Set problem> Find each line containing the string "xlabel" and return it.

Stored records
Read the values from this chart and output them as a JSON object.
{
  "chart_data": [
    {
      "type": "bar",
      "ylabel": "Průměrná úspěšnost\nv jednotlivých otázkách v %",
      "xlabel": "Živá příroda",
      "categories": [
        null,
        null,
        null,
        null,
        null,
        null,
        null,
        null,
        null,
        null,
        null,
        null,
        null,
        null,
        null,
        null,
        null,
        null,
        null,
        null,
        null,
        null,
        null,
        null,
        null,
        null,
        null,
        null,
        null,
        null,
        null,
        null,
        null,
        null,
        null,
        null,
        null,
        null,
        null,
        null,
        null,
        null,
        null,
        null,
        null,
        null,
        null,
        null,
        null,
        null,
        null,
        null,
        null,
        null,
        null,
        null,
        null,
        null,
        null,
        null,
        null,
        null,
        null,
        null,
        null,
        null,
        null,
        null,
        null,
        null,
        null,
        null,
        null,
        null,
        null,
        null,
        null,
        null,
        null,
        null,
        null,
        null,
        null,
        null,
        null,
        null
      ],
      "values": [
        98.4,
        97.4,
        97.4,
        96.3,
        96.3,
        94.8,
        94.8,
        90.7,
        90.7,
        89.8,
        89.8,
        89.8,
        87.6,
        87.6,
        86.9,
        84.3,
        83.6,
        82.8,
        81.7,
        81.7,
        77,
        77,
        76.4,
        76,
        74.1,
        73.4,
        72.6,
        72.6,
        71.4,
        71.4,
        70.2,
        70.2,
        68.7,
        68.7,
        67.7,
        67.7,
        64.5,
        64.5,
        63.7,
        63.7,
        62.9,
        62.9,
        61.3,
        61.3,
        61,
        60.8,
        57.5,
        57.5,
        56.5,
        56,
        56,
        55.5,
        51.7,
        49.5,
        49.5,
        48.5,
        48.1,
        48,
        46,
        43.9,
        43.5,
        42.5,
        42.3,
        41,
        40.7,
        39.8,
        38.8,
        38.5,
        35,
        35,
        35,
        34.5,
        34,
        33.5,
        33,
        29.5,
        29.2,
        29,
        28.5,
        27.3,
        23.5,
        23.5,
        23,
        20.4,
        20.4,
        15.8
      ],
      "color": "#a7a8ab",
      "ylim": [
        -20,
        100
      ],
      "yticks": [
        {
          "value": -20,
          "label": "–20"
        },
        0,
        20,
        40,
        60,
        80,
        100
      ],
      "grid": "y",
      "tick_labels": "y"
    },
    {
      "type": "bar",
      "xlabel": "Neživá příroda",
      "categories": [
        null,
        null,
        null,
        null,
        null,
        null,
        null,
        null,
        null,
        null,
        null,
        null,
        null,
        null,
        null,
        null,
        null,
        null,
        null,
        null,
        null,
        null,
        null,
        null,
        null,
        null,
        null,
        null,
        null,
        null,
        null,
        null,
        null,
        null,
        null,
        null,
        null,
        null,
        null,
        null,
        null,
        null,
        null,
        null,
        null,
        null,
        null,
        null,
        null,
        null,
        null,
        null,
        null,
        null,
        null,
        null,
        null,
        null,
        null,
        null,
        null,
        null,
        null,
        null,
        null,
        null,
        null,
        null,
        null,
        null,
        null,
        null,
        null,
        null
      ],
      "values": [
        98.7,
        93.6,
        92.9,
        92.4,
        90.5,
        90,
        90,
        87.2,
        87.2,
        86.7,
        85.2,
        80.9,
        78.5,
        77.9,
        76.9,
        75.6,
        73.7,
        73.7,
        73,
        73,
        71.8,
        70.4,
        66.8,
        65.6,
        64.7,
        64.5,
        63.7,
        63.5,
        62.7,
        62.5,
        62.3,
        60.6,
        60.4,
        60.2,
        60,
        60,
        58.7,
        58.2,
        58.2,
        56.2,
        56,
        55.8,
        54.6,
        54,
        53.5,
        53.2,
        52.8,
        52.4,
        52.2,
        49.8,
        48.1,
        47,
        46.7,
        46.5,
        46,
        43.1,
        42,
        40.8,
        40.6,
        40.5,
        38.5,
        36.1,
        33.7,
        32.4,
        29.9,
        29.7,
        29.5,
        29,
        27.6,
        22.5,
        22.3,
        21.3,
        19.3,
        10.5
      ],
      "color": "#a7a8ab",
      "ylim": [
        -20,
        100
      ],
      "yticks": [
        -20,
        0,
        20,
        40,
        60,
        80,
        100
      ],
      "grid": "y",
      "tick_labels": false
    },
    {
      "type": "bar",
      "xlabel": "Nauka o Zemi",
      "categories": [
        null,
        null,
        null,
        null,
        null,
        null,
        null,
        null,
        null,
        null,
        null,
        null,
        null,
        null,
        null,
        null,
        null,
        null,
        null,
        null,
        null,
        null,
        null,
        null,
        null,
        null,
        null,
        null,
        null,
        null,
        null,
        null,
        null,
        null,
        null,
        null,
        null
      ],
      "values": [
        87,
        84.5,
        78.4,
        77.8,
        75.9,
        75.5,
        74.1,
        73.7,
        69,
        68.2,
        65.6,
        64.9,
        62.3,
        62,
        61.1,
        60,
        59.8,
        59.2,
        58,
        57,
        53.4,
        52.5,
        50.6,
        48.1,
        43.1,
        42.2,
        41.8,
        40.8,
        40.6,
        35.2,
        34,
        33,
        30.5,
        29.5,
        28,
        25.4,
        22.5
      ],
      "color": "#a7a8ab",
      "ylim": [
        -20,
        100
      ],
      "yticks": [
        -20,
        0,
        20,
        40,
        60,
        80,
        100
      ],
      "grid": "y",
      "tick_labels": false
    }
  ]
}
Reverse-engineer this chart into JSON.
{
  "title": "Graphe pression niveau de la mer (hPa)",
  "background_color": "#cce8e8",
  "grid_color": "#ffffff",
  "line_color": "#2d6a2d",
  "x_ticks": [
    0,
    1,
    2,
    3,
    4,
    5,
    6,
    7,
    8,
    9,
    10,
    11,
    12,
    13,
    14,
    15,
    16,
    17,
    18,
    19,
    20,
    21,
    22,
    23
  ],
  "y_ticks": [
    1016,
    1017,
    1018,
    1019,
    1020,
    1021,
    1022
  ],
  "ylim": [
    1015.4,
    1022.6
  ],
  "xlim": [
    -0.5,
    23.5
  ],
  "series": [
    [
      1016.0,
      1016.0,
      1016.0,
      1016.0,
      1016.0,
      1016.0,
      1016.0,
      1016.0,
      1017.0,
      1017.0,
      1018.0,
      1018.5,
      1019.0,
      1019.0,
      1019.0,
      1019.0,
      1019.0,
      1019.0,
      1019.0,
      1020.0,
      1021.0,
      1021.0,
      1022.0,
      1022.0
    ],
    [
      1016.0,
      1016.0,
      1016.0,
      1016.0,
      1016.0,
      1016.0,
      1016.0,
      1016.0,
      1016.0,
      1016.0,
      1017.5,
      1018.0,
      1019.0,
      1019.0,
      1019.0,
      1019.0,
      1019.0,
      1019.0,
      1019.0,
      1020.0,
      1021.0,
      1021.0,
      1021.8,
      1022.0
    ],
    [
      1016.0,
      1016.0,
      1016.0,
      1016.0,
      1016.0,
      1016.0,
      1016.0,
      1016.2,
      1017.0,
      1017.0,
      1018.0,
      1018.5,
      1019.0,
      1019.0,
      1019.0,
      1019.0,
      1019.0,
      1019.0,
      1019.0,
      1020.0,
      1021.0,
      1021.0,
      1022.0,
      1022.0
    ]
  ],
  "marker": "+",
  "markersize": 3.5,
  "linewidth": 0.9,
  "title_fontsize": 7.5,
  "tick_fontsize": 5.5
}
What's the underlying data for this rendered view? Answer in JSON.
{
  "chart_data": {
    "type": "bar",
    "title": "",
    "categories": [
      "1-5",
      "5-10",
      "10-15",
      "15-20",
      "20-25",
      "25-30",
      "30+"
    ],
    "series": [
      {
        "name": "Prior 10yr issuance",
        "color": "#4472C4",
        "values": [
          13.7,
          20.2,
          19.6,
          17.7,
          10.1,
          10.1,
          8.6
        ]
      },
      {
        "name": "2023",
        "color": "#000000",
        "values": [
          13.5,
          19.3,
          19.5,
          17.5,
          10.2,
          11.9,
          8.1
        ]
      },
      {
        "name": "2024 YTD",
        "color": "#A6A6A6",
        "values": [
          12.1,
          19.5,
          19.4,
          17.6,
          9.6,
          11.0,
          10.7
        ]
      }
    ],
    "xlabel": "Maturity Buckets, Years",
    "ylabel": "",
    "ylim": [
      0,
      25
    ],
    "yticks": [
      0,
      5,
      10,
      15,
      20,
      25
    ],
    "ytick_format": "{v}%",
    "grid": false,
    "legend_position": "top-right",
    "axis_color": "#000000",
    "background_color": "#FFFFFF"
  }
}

Correct output>
      "xlabel": "Živá příroda",
      "xlabel": "Neživá příroda",
      "xlabel": "Nauka o Zemi",
    "xlabel": "Maturity Buckets, Years",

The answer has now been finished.